WRITTEN REQUEST => Give the number of lines below that contain the word "name", and nothing else.

SUPPLIED RECORDS =>
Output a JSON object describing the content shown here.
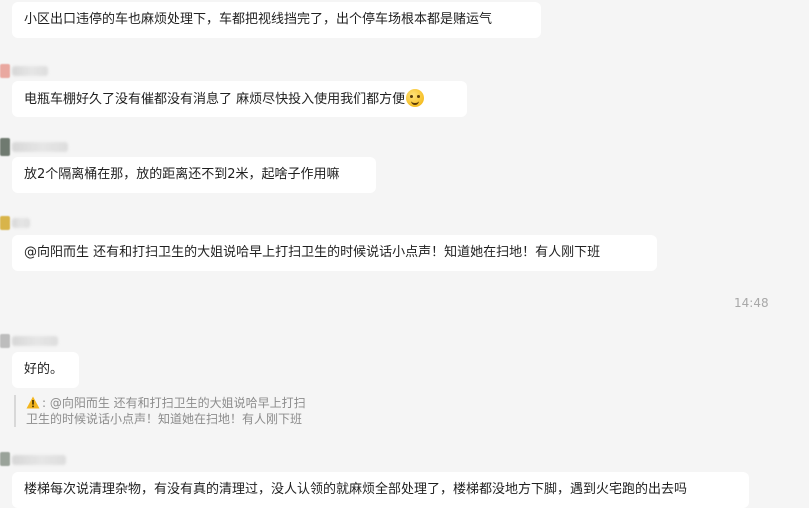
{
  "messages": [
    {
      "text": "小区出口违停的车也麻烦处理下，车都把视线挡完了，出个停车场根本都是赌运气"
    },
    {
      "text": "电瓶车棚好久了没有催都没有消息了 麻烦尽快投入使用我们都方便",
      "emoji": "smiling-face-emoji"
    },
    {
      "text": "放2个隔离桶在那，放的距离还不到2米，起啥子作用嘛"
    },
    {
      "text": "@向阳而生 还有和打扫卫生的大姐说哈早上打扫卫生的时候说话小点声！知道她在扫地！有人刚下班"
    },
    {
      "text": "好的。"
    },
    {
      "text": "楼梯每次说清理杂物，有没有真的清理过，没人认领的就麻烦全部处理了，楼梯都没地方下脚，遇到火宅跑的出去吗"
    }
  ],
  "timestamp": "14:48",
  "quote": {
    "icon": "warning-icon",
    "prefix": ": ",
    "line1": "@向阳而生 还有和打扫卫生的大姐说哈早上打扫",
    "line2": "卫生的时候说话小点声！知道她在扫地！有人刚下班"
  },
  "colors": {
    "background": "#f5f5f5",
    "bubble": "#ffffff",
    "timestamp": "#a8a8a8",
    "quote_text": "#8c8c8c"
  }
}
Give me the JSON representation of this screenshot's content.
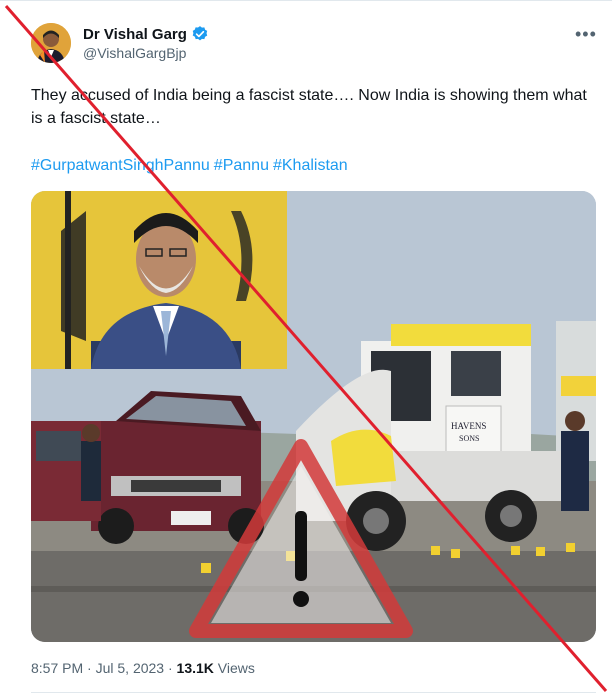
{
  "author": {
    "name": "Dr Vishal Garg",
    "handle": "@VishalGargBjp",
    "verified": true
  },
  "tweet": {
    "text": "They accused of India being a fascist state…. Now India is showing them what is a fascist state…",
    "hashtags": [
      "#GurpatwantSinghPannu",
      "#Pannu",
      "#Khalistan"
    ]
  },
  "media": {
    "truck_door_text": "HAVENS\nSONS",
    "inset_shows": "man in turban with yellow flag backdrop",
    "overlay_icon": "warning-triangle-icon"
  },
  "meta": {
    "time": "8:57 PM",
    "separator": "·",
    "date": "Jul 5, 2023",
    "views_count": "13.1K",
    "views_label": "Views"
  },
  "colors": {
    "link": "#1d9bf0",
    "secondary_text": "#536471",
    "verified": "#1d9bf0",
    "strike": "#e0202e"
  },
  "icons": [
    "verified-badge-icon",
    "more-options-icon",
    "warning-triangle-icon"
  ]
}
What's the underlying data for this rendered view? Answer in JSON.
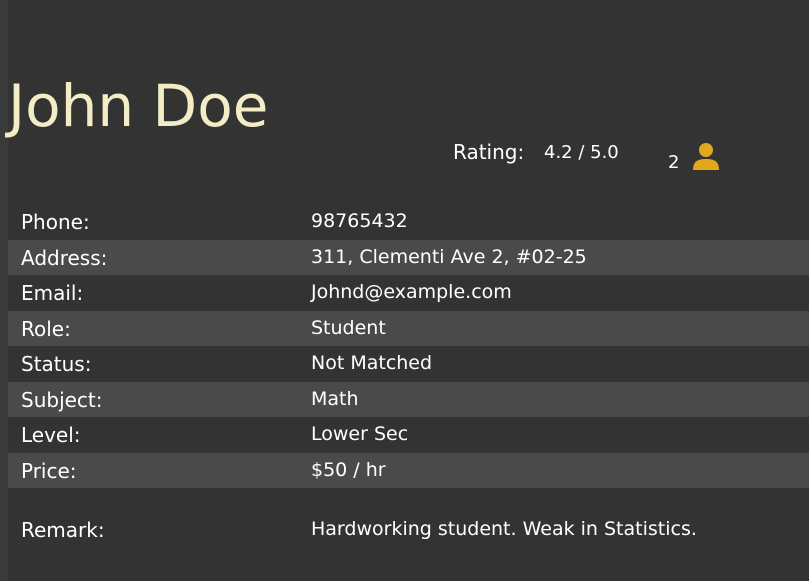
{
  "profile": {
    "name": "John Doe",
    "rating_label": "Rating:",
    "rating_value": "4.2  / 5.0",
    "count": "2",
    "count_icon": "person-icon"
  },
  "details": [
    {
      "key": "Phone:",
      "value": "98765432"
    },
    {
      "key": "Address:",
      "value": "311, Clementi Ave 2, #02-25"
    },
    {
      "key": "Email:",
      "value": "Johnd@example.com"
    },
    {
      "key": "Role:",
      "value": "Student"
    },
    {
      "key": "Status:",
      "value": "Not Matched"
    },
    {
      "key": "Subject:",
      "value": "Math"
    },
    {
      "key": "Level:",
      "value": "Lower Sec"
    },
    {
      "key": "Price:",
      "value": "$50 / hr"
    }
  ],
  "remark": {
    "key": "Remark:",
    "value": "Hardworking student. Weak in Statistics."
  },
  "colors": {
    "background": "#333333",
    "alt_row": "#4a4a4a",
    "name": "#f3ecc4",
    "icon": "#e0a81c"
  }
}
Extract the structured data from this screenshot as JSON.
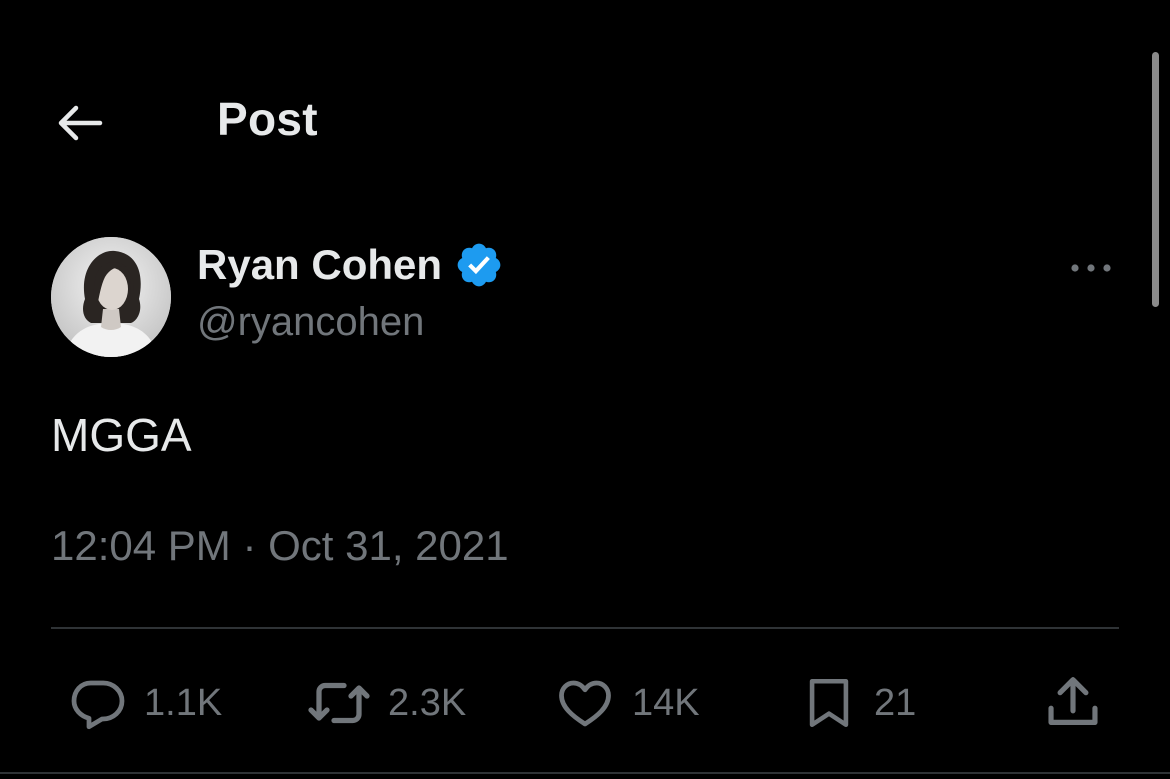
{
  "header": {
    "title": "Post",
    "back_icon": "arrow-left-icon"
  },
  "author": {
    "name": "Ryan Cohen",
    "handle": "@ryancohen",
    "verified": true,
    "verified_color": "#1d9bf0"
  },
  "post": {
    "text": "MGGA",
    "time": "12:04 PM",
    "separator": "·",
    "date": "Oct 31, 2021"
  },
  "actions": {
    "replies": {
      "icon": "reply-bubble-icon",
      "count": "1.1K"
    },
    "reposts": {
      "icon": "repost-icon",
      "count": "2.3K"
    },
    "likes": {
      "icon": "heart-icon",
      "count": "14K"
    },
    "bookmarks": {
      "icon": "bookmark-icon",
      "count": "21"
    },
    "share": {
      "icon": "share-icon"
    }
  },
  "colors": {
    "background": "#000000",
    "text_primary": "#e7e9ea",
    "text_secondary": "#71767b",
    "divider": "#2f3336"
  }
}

ANSWER TO THIS TASK => 4